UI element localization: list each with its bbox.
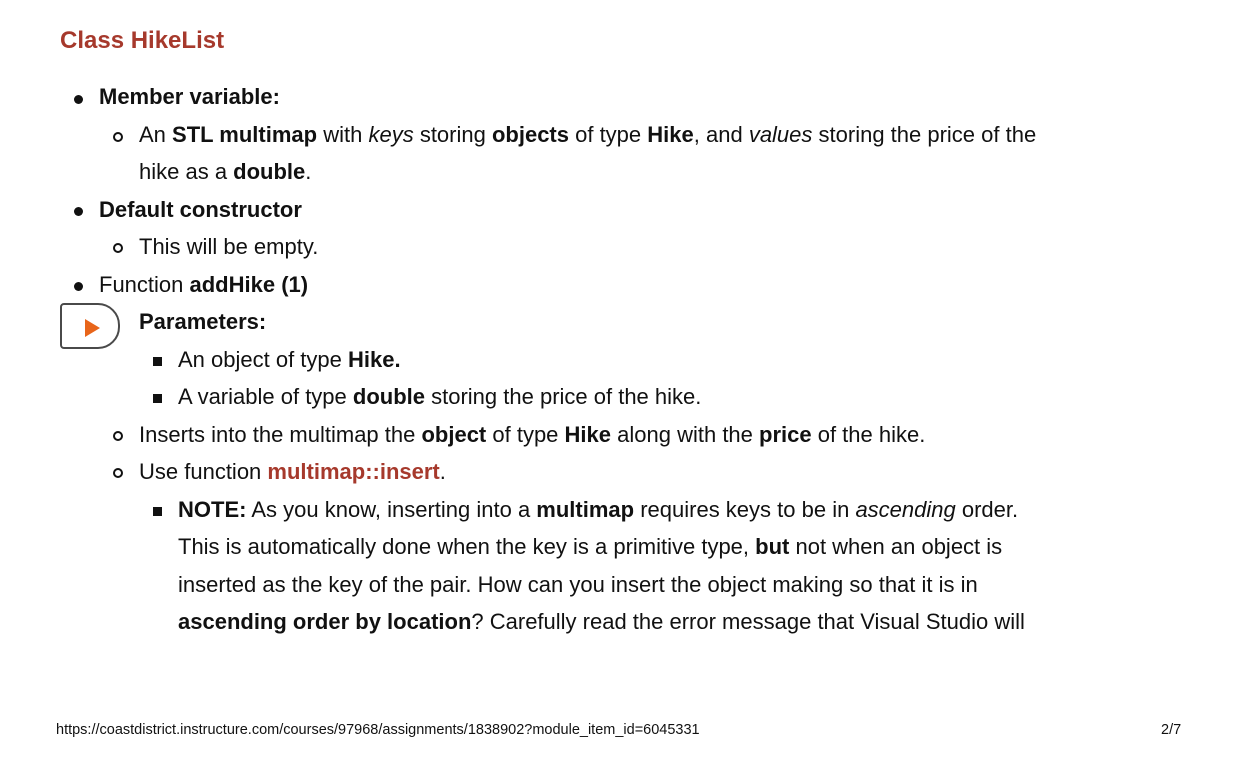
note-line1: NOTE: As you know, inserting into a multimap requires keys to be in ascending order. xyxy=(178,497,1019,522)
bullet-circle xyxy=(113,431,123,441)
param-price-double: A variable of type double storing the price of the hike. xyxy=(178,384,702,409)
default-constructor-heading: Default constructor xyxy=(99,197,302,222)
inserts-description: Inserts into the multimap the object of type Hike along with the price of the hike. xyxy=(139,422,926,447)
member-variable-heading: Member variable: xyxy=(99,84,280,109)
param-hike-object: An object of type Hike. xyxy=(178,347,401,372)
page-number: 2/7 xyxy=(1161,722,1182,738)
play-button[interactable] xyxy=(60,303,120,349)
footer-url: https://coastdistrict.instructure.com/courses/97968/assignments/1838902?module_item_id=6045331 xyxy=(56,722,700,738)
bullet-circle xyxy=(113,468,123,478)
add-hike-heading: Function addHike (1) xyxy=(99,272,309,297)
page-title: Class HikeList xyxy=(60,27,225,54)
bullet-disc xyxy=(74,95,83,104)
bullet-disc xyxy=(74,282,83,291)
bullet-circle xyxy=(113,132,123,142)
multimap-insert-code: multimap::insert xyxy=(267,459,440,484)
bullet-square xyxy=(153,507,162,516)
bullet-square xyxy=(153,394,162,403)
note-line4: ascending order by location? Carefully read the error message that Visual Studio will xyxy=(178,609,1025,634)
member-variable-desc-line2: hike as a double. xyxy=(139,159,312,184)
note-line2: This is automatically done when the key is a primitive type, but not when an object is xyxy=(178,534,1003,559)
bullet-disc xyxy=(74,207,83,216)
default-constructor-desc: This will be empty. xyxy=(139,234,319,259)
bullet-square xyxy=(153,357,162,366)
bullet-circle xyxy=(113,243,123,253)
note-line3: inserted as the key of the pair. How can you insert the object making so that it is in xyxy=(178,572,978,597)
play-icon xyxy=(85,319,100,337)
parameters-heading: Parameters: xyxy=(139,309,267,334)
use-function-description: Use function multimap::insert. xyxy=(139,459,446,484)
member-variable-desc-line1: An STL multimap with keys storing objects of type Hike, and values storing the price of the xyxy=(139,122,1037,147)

^^^^^^^^^^^^^^^^

▸ **Short exercise**: Please reproduce every line of the data above word for word, leaving out the picture.

▸ **Response**:
UI element localization: list each with its bbox.
note-line1: NOTE: As you know, inserting into a multimap requires keys to be in ascending order. xyxy=(178,497,1019,522)
bullet-circle xyxy=(113,431,123,441)
param-price-double: A variable of type double storing the price of the hike. xyxy=(178,384,702,409)
default-constructor-heading: Default constructor xyxy=(99,197,302,222)
inserts-description: Inserts into the multimap the object of type Hike along with the price of the hike. xyxy=(139,422,926,447)
member-variable-heading: Member variable: xyxy=(99,84,280,109)
param-hike-object: An object of type Hike. xyxy=(178,347,401,372)
page-number: 2/7 xyxy=(1161,722,1182,738)
play-button[interactable] xyxy=(60,303,120,349)
footer-url: https://coastdistrict.instructure.com/courses/97968/assignments/1838902?module_item_id=6045331 xyxy=(56,722,700,738)
bullet-circle xyxy=(113,468,123,478)
add-hike-heading: Function addHike (1) xyxy=(99,272,309,297)
page-title: Class HikeList xyxy=(60,27,225,54)
bullet-disc xyxy=(74,95,83,104)
bullet-disc xyxy=(74,282,83,291)
bullet-circle xyxy=(113,132,123,142)
multimap-insert-code: multimap::insert xyxy=(267,459,440,484)
bullet-square xyxy=(153,507,162,516)
bullet-square xyxy=(153,394,162,403)
note-line4: ascending order by location? Carefully read the error message that Visual Studio will xyxy=(178,609,1025,634)
member-variable-desc-line2: hike as a double. xyxy=(139,159,312,184)
note-line2: This is automatically done when the key is a primitive type, but not when an object is xyxy=(178,534,1003,559)
bullet-disc xyxy=(74,207,83,216)
default-constructor-desc: This will be empty. xyxy=(139,234,319,259)
bullet-square xyxy=(153,357,162,366)
bullet-circle xyxy=(113,243,123,253)
note-line3: inserted as the key of the pair. How can you insert the object making so that it is in xyxy=(178,572,978,597)
play-icon xyxy=(85,319,100,337)
parameters-heading: Parameters: xyxy=(139,309,267,334)
use-function-description: Use function multimap::insert. xyxy=(139,459,446,484)
member-variable-desc-line1: An STL multimap with keys storing objects of type Hike, and values storing the price of the xyxy=(139,122,1037,147)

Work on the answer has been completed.